▸ **Set problem**
Output the full listing below exactly as it reads, and skip anything that is a picture.

++++++++

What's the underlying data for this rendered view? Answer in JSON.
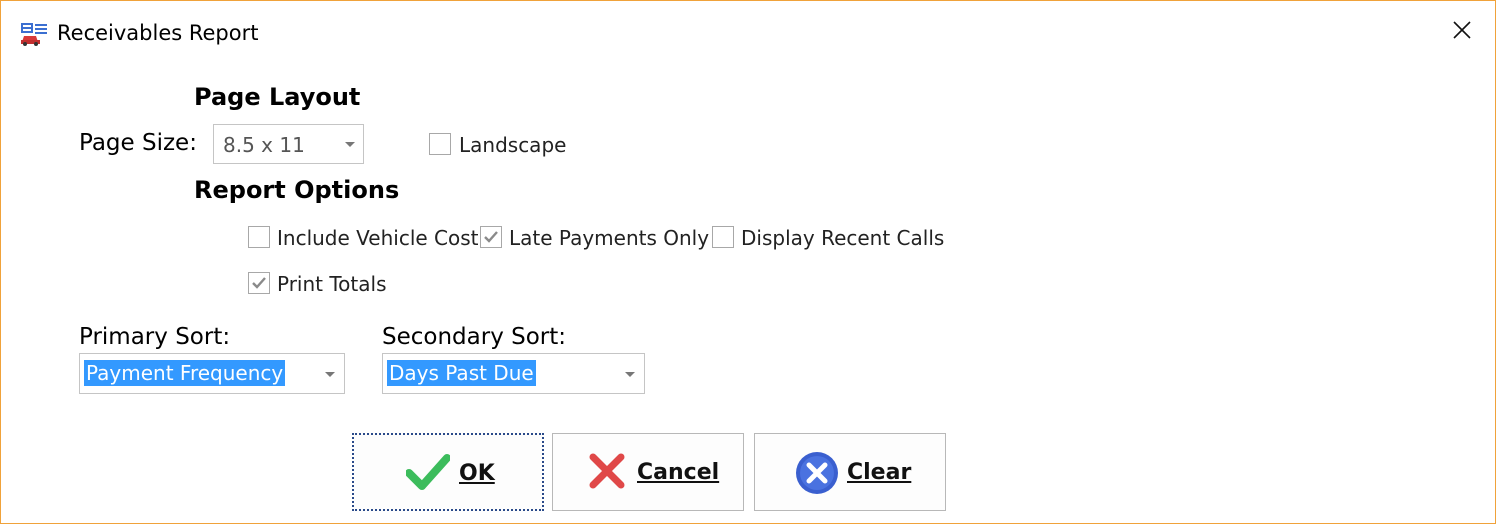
{
  "window": {
    "title": "Receivables Report"
  },
  "page_layout": {
    "heading": "Page Layout",
    "page_size_label": "Page Size:",
    "page_size_value": "8.5 x 11",
    "landscape_label": "Landscape",
    "landscape_checked": false
  },
  "report_options": {
    "heading": "Report Options",
    "include_vehicle_cost": {
      "label": "Include Vehicle Cost",
      "checked": false
    },
    "late_payments_only": {
      "label": "Late Payments Only",
      "checked": true
    },
    "display_recent_calls": {
      "label": "Display Recent Calls",
      "checked": false
    },
    "print_totals": {
      "label": "Print Totals",
      "checked": true
    }
  },
  "sort": {
    "primary_label": "Primary Sort:",
    "primary_value": "Payment Frequency",
    "secondary_label": "Secondary Sort:",
    "secondary_value": "Days Past Due"
  },
  "buttons": {
    "ok": "OK",
    "cancel": "Cancel",
    "clear": "Clear"
  },
  "colors": {
    "window_border": "#f0a23a",
    "selection_highlight": "#3399ff",
    "ok_icon": "#3cbc5c",
    "cancel_icon": "#e04848",
    "clear_icon": "#3a5fcf"
  },
  "icons": {
    "app": "report-car-icon",
    "close": "close-icon",
    "ok": "checkmark-icon",
    "cancel": "x-icon",
    "clear": "circle-x-icon"
  }
}
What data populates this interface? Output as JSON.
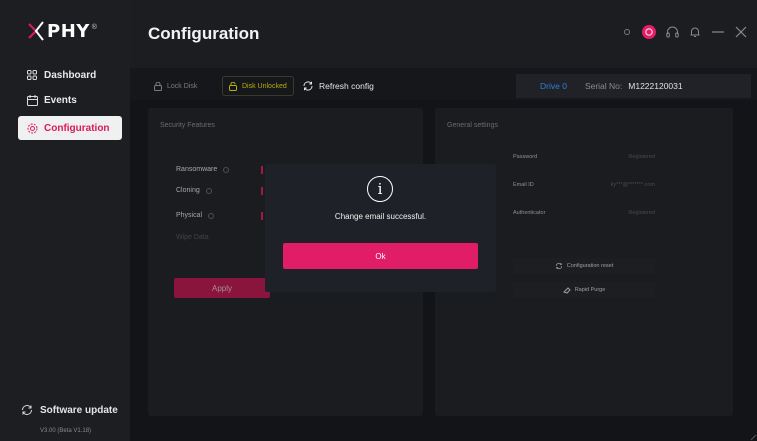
{
  "app": {
    "logo_text": "PHY",
    "logo_reg": "®"
  },
  "sidebar": {
    "items": [
      {
        "label": "Dashboard",
        "icon": "grid-icon"
      },
      {
        "label": "Events",
        "icon": "calendar-icon"
      },
      {
        "label": "Configuration",
        "icon": "gear-icon",
        "active": true
      }
    ],
    "software_update": "Software update",
    "version": "V3.00 (Beta V1.18)"
  },
  "header": {
    "title": "Configuration",
    "icons": [
      "sun-icon",
      "avatar-badge",
      "headset-icon",
      "bell-icon",
      "minimize-icon",
      "close-icon"
    ]
  },
  "toolbar": {
    "lock_disk": "Lock Disk",
    "disk_unlocked": "Disk Unlocked",
    "refresh_config": "Refresh config",
    "drive": "Drive 0",
    "serial_label": "Serial No:",
    "serial_value": "M1222120031"
  },
  "security": {
    "title": "Security Features",
    "features": [
      "Ransomware",
      "Cloning",
      "Physical",
      "Wipe Data"
    ],
    "apply": "Apply"
  },
  "general": {
    "title": "General settings",
    "rows": [
      {
        "key": "Password",
        "value": "Registered"
      },
      {
        "key": "Email ID",
        "value": "ky***@*******.com"
      },
      {
        "key": "Authenticator",
        "value": "Registered"
      }
    ],
    "config_reset": "Configuration reset",
    "rapid_purge": "Rapid Purge"
  },
  "modal": {
    "icon": "info-icon",
    "message": "Change email successful.",
    "ok": "Ok"
  },
  "colors": {
    "accent": "#e21d68",
    "drive_blue": "#2f7fd8",
    "unlocked_yellow": "#b8b000"
  }
}
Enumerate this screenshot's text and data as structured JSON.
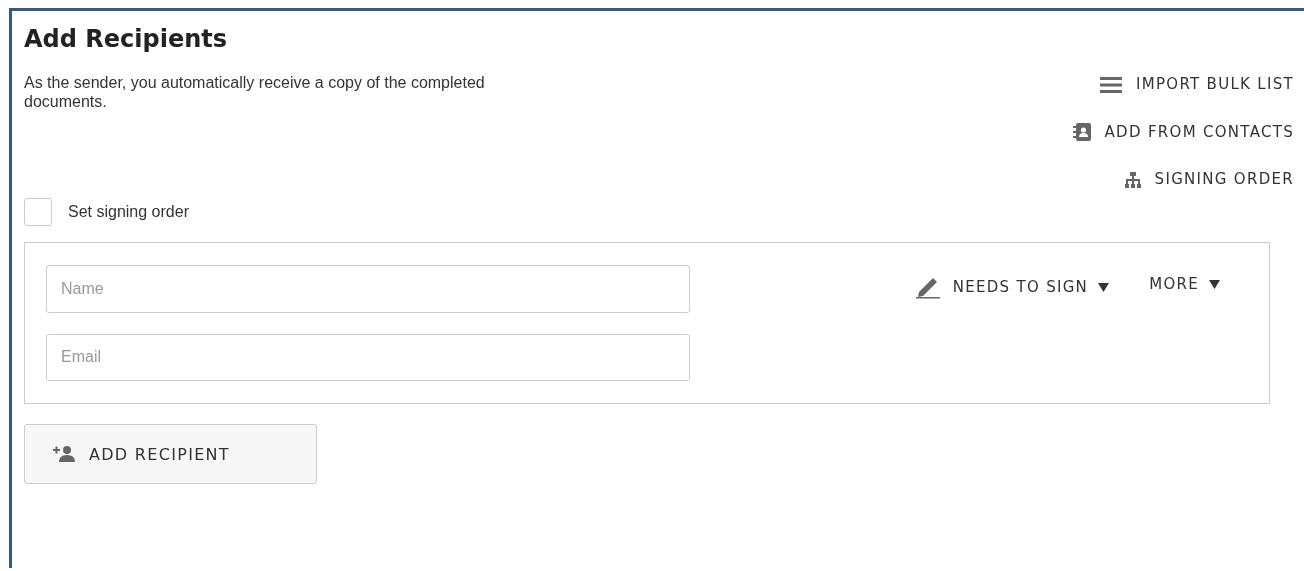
{
  "title": "Add Recipients",
  "description": "As the sender, you automatically receive a copy of the completed documents.",
  "actions": [
    {
      "kind": "list",
      "label": "IMPORT BULK LIST"
    },
    {
      "kind": "contacts",
      "label": "ADD FROM CONTACTS"
    },
    {
      "kind": "order",
      "label": "SIGNING ORDER"
    }
  ],
  "signing_order_checkbox": {
    "label": "Set signing order",
    "checked": false
  },
  "recipient": {
    "name": {
      "placeholder": "Name"
    },
    "email": {
      "placeholder": "Email"
    },
    "role": "NEEDS TO SIGN",
    "more": "MORE"
  },
  "add_button": "ADD RECIPIENT"
}
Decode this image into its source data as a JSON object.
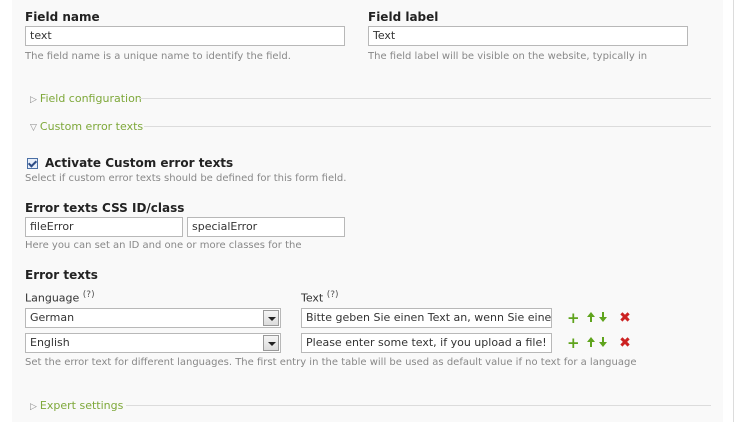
{
  "field_name": {
    "label": "Field name",
    "value": "text",
    "hint": "The field name is a unique name to identify the field."
  },
  "field_label": {
    "label": "Field label",
    "value": "Text",
    "hint": "The field label will be visible on the website, typically in"
  },
  "sections": {
    "field_configuration": "Field configuration",
    "custom_error_texts": "Custom error texts",
    "expert_settings": "Expert settings"
  },
  "activate": {
    "label": "Activate Custom error texts",
    "checked": true,
    "hint": "Select if custom error texts should be defined for this form field."
  },
  "css": {
    "label": "Error texts CSS ID/class",
    "id_value": "fileError",
    "class_value": "specialError",
    "hint": "Here you can set an ID and one or more classes for the"
  },
  "error_texts": {
    "label": "Error texts",
    "language_header": "Language",
    "text_header": "Text",
    "help_mark": "(?)",
    "rows": [
      {
        "language": "German",
        "text": "Bitte geben Sie einen Text an, wenn Sie eine Datei hochladen!"
      },
      {
        "language": "English",
        "text": "Please enter some text, if you upload a file!"
      }
    ],
    "hint": "Set the error text for different languages. The first entry in the table will be used as default value if no text for a language"
  },
  "icons": [
    "plus-icon",
    "move-up-icon",
    "move-down-icon",
    "delete-icon"
  ],
  "colors": {
    "accent_green": "#7ea83a",
    "delete_red": "#cc2222"
  }
}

++++++++

▸ **Correct answer**
What's the underlying data for this rendered view? Answer in JSON.
{
  "window": {
    "title": "Receivables Report"
  },
  "page_layout": {
    "heading": "Page Layout",
    "page_size_label": "Page Size:",
    "page_size_value": "8.5 x 11",
    "landscape_label": "Landscape",
    "landscape_checked": false
  },
  "report_options": {
    "heading": "Report Options",
    "include_vehicle_cost": {
      "label": "Include Vehicle Cost",
      "checked": false
    },
    "late_payments_only": {
      "label": "Late Payments Only",
      "checked": true
    },
    "display_recent_calls": {
      "label": "Display Recent Calls",
      "checked": false
    },
    "print_totals": {
      "label": "Print Totals",
      "checked": true
    }
  },
  "sort": {
    "primary_label": "Primary Sort:",
    "primary_value": "Payment Frequency",
    "secondary_label": "Secondary Sort:",
    "secondary_value": "Days Past Due"
  },
  "buttons": {
    "ok": "OK",
    "cancel": "Cancel",
    "clear": "Clear"
  },
  "colors": {
    "window_border": "#f0a23a",
    "selection_highlight": "#3399ff",
    "ok_icon": "#3cbc5c",
    "cancel_icon": "#e04848",
    "clear_icon": "#3a5fcf"
  },
  "icons": {
    "app": "report-car-icon",
    "close": "close-icon",
    "ok": "checkmark-icon",
    "cancel": "x-icon",
    "clear": "circle-x-icon"
  }
}
What data populates this interface? Output as JSON.
{
  "app": {
    "logo_text": "PHY",
    "logo_reg": "®"
  },
  "sidebar": {
    "items": [
      {
        "label": "Dashboard",
        "icon": "grid-icon"
      },
      {
        "label": "Events",
        "icon": "calendar-icon"
      },
      {
        "label": "Configuration",
        "icon": "gear-icon",
        "active": true
      }
    ],
    "software_update": "Software update",
    "version": "V3.00 (Beta V1.18)"
  },
  "header": {
    "title": "Configuration",
    "icons": [
      "sun-icon",
      "avatar-badge",
      "headset-icon",
      "bell-icon",
      "minimize-icon",
      "close-icon"
    ]
  },
  "toolbar": {
    "lock_disk": "Lock Disk",
    "disk_unlocked": "Disk Unlocked",
    "refresh_config": "Refresh config",
    "drive": "Drive 0",
    "serial_label": "Serial No:",
    "serial_value": "M1222120031"
  },
  "security": {
    "title": "Security Features",
    "features": [
      "Ransomware",
      "Cloning",
      "Physical",
      "Wipe Data"
    ],
    "apply": "Apply"
  },
  "general": {
    "title": "General settings",
    "rows": [
      {
        "key": "Password",
        "value": "Registered"
      },
      {
        "key": "Email ID",
        "value": "ky***@*******.com"
      },
      {
        "key": "Authenticator",
        "value": "Registered"
      }
    ],
    "config_reset": "Configuration reset",
    "rapid_purge": "Rapid Purge"
  },
  "modal": {
    "icon": "info-icon",
    "message": "Change email successful.",
    "ok": "Ok"
  },
  "colors": {
    "accent": "#e21d68",
    "drive_blue": "#2f7fd8",
    "unlocked_yellow": "#b8b000"
  }
}
Enumerate this screenshot's text and data as structured JSON.
{
  "title": "Add Recipients",
  "description": "As the sender, you automatically receive a copy of the completed documents.",
  "actions": [
    {
      "kind": "list",
      "label": "IMPORT BULK LIST"
    },
    {
      "kind": "contacts",
      "label": "ADD FROM CONTACTS"
    },
    {
      "kind": "order",
      "label": "SIGNING ORDER"
    }
  ],
  "signing_order_checkbox": {
    "label": "Set signing order",
    "checked": false
  },
  "recipient": {
    "name": {
      "placeholder": "Name"
    },
    "email": {
      "placeholder": "Email"
    },
    "role": "NEEDS TO SIGN",
    "more": "MORE"
  },
  "add_button": "ADD RECIPIENT"
}
Decode this image into its source data as a JSON object.
{
  "field_name": {
    "label": "Field name",
    "value": "text",
    "hint": "The field name is a unique name to identify the field."
  },
  "field_label": {
    "label": "Field label",
    "value": "Text",
    "hint": "The field label will be visible on the website, typically in"
  },
  "sections": {
    "field_configuration": "Field configuration",
    "custom_error_texts": "Custom error texts",
    "expert_settings": "Expert settings"
  },
  "activate": {
    "label": "Activate Custom error texts",
    "checked": true,
    "hint": "Select if custom error texts should be defined for this form field."
  },
  "css": {
    "label": "Error texts CSS ID/class",
    "id_value": "fileError",
    "class_value": "specialError",
    "hint": "Here you can set an ID and one or more classes for the"
  },
  "error_texts": {
    "label": "Error texts",
    "language_header": "Language",
    "text_header": "Text",
    "help_mark": "(?)",
    "rows": [
      {
        "language": "German",
        "text": "Bitte geben Sie einen Text an, wenn Sie eine Datei hochladen!"
      },
      {
        "language": "English",
        "text": "Please enter some text, if you upload a file!"
      }
    ],
    "hint": "Set the error text for different languages. The first entry in the table will be used as default value if no text for a language"
  },
  "icons": [
    "plus-icon",
    "move-up-icon",
    "move-down-icon",
    "delete-icon"
  ],
  "colors": {
    "accent_green": "#7ea83a",
    "delete_red": "#cc2222"
  }
}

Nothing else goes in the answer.